===== Records shown
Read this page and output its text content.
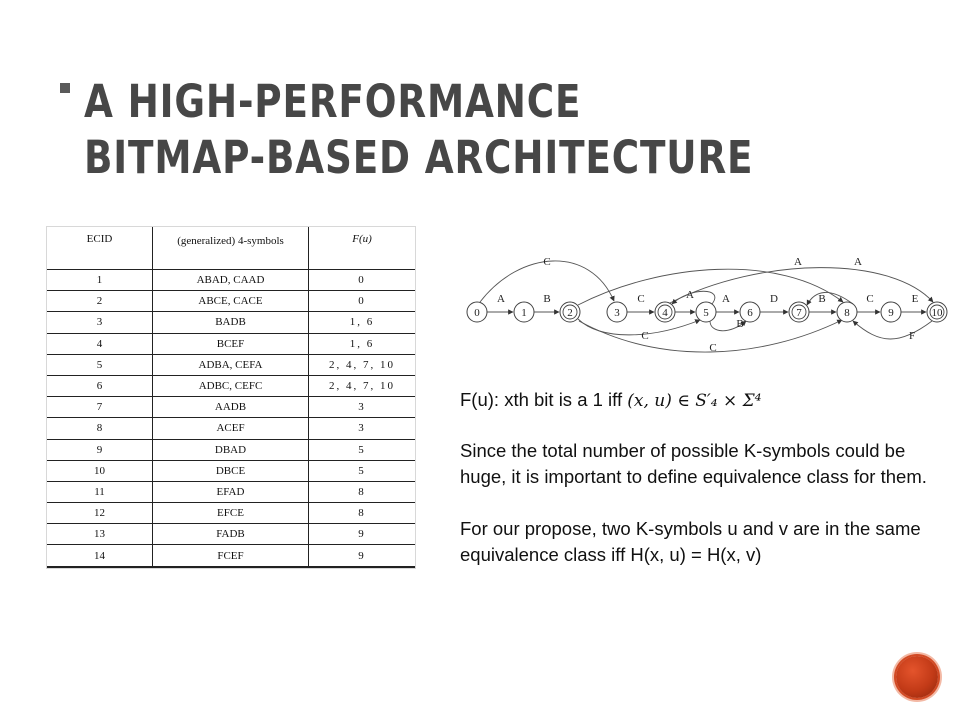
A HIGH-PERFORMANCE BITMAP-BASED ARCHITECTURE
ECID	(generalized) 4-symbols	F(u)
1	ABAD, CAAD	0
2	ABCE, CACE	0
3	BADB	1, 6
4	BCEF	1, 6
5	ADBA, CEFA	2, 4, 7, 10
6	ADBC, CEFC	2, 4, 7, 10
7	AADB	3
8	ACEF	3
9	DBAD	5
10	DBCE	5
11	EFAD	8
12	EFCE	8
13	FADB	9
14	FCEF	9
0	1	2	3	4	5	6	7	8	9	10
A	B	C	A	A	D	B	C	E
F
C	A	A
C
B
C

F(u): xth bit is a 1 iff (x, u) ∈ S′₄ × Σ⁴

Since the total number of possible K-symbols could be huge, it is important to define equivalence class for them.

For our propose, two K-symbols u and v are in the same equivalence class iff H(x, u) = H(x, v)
==========
===== Records shown
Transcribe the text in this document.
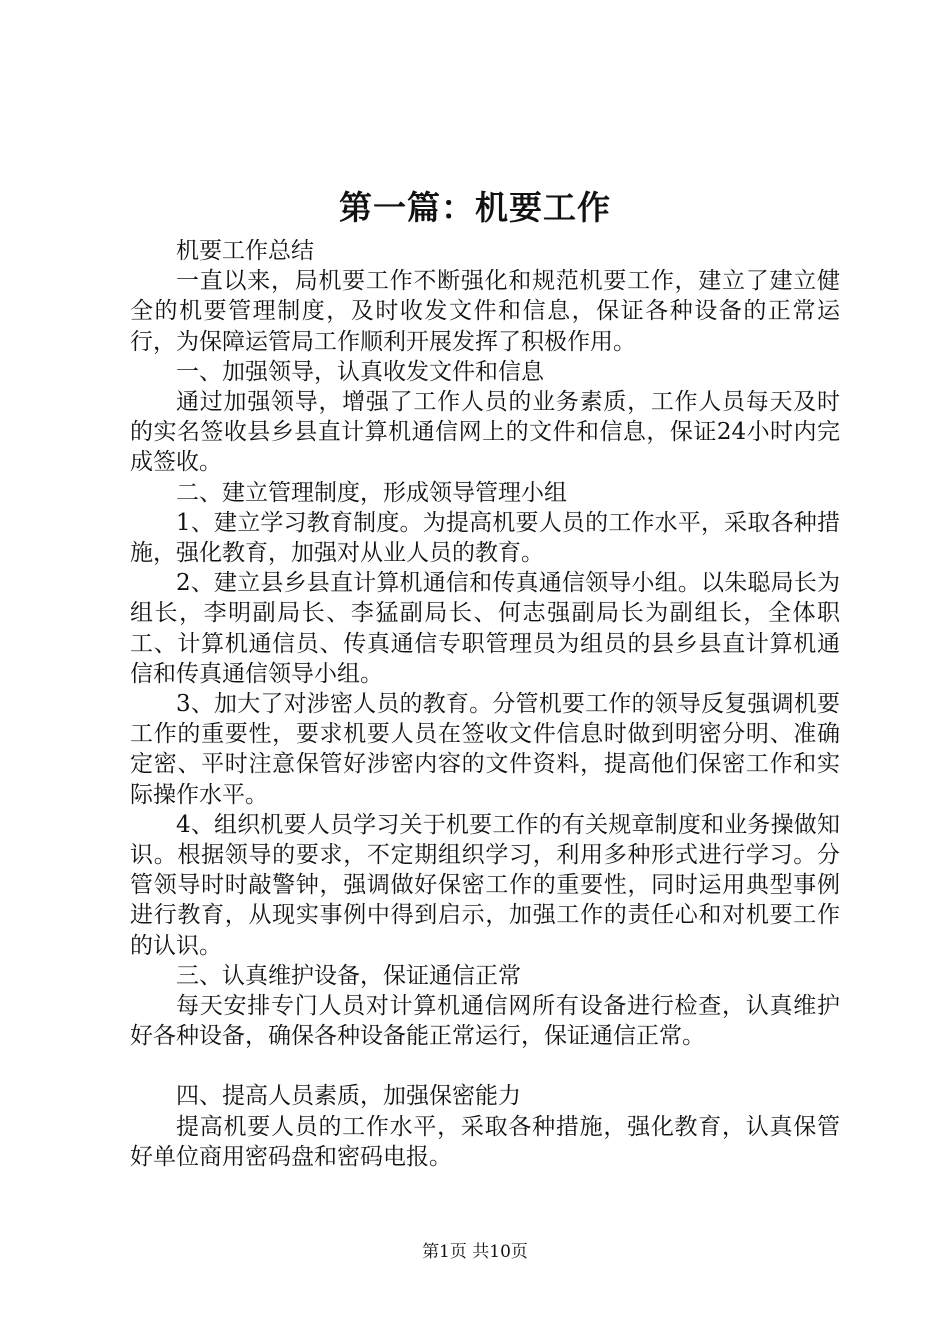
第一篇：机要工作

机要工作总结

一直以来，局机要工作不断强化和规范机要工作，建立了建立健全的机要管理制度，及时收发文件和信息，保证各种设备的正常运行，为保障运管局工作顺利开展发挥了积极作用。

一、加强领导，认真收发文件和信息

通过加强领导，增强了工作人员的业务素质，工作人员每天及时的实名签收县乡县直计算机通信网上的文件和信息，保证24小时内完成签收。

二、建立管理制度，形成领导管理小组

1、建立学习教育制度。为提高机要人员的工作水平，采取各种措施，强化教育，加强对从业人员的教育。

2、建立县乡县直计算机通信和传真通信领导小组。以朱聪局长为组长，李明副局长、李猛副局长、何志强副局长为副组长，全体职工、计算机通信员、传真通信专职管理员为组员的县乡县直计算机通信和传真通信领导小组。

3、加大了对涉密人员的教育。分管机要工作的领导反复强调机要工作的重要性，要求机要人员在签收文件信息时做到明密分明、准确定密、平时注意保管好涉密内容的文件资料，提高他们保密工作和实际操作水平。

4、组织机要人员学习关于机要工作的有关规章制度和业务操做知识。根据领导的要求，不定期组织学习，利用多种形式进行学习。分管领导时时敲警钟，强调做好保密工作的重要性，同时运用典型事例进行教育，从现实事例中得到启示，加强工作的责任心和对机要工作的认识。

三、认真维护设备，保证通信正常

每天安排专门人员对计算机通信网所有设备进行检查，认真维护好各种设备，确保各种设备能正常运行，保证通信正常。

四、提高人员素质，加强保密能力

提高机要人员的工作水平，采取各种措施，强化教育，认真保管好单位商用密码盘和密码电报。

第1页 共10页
==========
The request
Look for "text" and pull out every line that has it.

Response
Read this page and output its text content.
Transcribe the text in this document.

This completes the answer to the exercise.